** Begin **

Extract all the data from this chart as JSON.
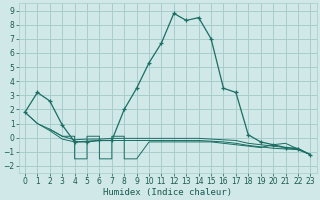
{
  "title": "",
  "xlabel": "Humidex (Indice chaleur)",
  "ylabel": "",
  "bg_color": "#d0e8e8",
  "grid_color": "#a8cccc",
  "line_color": "#1a6e64",
  "marker_color": "#1a6e64",
  "xlim": [
    -0.5,
    23.5
  ],
  "ylim": [
    -2.5,
    9.5
  ],
  "xticks": [
    0,
    1,
    2,
    3,
    4,
    5,
    6,
    7,
    8,
    9,
    10,
    11,
    12,
    13,
    14,
    15,
    16,
    17,
    18,
    19,
    20,
    21,
    22,
    23
  ],
  "yticks": [
    -2,
    -1,
    0,
    1,
    2,
    3,
    4,
    5,
    6,
    7,
    8,
    9
  ],
  "series_main": {
    "x": [
      0,
      1,
      2,
      3,
      4,
      5,
      6,
      7,
      8,
      9,
      10,
      11,
      12,
      13,
      14,
      15,
      16,
      17,
      18,
      19,
      20,
      21,
      22,
      23
    ],
    "y": [
      1.8,
      3.2,
      2.6,
      0.9,
      -0.3,
      -0.3,
      -0.2,
      -0.2,
      2.0,
      3.5,
      5.3,
      6.7,
      8.8,
      8.3,
      8.5,
      7.0,
      3.5,
      3.2,
      0.2,
      -0.3,
      -0.5,
      -0.7,
      -0.8,
      -1.2
    ]
  },
  "series_flat1": {
    "x": [
      0,
      1,
      2,
      3,
      4,
      5,
      6,
      7,
      8,
      9,
      10,
      11,
      12,
      13,
      14,
      15,
      16,
      17,
      18,
      19,
      20,
      21,
      22,
      23
    ],
    "y": [
      1.8,
      1.0,
      0.6,
      0.1,
      -0.15,
      -0.1,
      -0.1,
      -0.05,
      -0.05,
      -0.05,
      -0.05,
      -0.05,
      -0.05,
      -0.05,
      -0.05,
      -0.1,
      -0.15,
      -0.2,
      -0.4,
      -0.5,
      -0.6,
      -0.7,
      -0.75,
      -1.2
    ]
  },
  "series_flat2": {
    "x": [
      0,
      1,
      2,
      3,
      4,
      5,
      6,
      7,
      8,
      9,
      10,
      11,
      12,
      13,
      14,
      15,
      16,
      17,
      18,
      19,
      20,
      21,
      22,
      23
    ],
    "y": [
      1.8,
      1.0,
      0.5,
      -0.1,
      -0.3,
      -0.25,
      -0.2,
      -0.2,
      -0.2,
      -0.2,
      -0.2,
      -0.2,
      -0.2,
      -0.2,
      -0.2,
      -0.25,
      -0.3,
      -0.4,
      -0.55,
      -0.65,
      -0.75,
      -0.8,
      -0.85,
      -1.2
    ]
  },
  "series_zigzag": {
    "x": [
      2,
      3,
      4,
      4,
      5,
      5,
      6,
      6,
      7,
      7,
      8,
      8,
      9,
      10,
      11,
      12,
      13,
      14,
      15,
      16,
      17,
      18,
      19,
      20,
      21,
      22,
      23
    ],
    "y": [
      0.6,
      0.1,
      0.1,
      -1.5,
      -1.5,
      0.1,
      0.1,
      -1.5,
      -1.5,
      0.1,
      0.1,
      -1.5,
      -1.5,
      -0.3,
      -0.3,
      -0.3,
      -0.3,
      -0.3,
      -0.3,
      -0.4,
      -0.5,
      -0.6,
      -0.7,
      -0.5,
      -0.4,
      -0.8,
      -1.2
    ]
  },
  "markers_main": {
    "x": [
      0,
      1,
      2,
      3,
      9,
      10,
      11,
      12,
      13,
      14,
      15,
      16,
      17,
      18,
      19,
      20,
      21,
      22,
      23
    ],
    "y": [
      1.8,
      3.2,
      2.6,
      0.9,
      3.5,
      5.3,
      6.7,
      8.8,
      8.3,
      8.5,
      7.0,
      3.5,
      3.2,
      0.2,
      -0.3,
      -0.5,
      -0.7,
      -0.8,
      -1.2
    ]
  },
  "markers_small": {
    "x": [
      4,
      5,
      6,
      7,
      8,
      20,
      21,
      22
    ],
    "y": [
      -0.15,
      -0.1,
      -0.1,
      -0.05,
      -0.05,
      -0.5,
      -0.4,
      -0.8
    ]
  }
}
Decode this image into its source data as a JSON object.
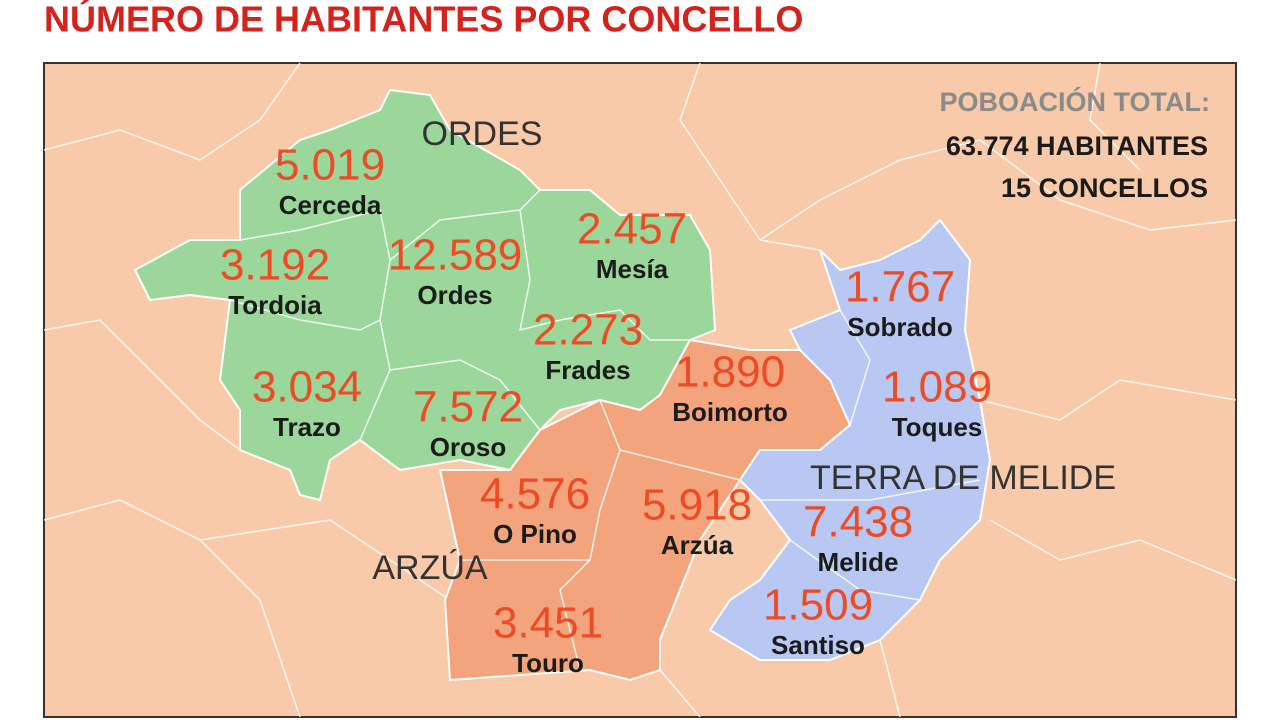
{
  "title": "NÚMERO DE HABITANTES POR CONCELLO",
  "summary": {
    "label": "POBOACIÓN TOTAL:",
    "population": "63.774 HABITANTES",
    "count": "15 CONCELLOS"
  },
  "comarcas": [
    "ORDES",
    "ARZÚA",
    "TERRA DE MELIDE"
  ],
  "municipalities": [
    {
      "name": "Cerceda",
      "population": "5.019"
    },
    {
      "name": "Tordoia",
      "population": "3.192"
    },
    {
      "name": "Trazo",
      "population": "3.034"
    },
    {
      "name": "Ordes",
      "population": "12.589"
    },
    {
      "name": "Oroso",
      "population": "7.572"
    },
    {
      "name": "Mesía",
      "population": "2.457"
    },
    {
      "name": "Frades",
      "population": "2.273"
    },
    {
      "name": "Boimorto",
      "population": "1.890"
    },
    {
      "name": "Sobrado",
      "population": "1.767"
    },
    {
      "name": "Toques",
      "population": "1.089"
    },
    {
      "name": "O Pino",
      "population": "4.576"
    },
    {
      "name": "Arzúa",
      "population": "5.918"
    },
    {
      "name": "Melide",
      "population": "7.438"
    },
    {
      "name": "Santiso",
      "population": "1.509"
    },
    {
      "name": "Touro",
      "population": "3.451"
    }
  ]
}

** End **

▶ [CHALLENGE] State the count of lines that contain the string "HABITANTES". Nothing else is needed.

▶ [REPLY TO THE TASK] 2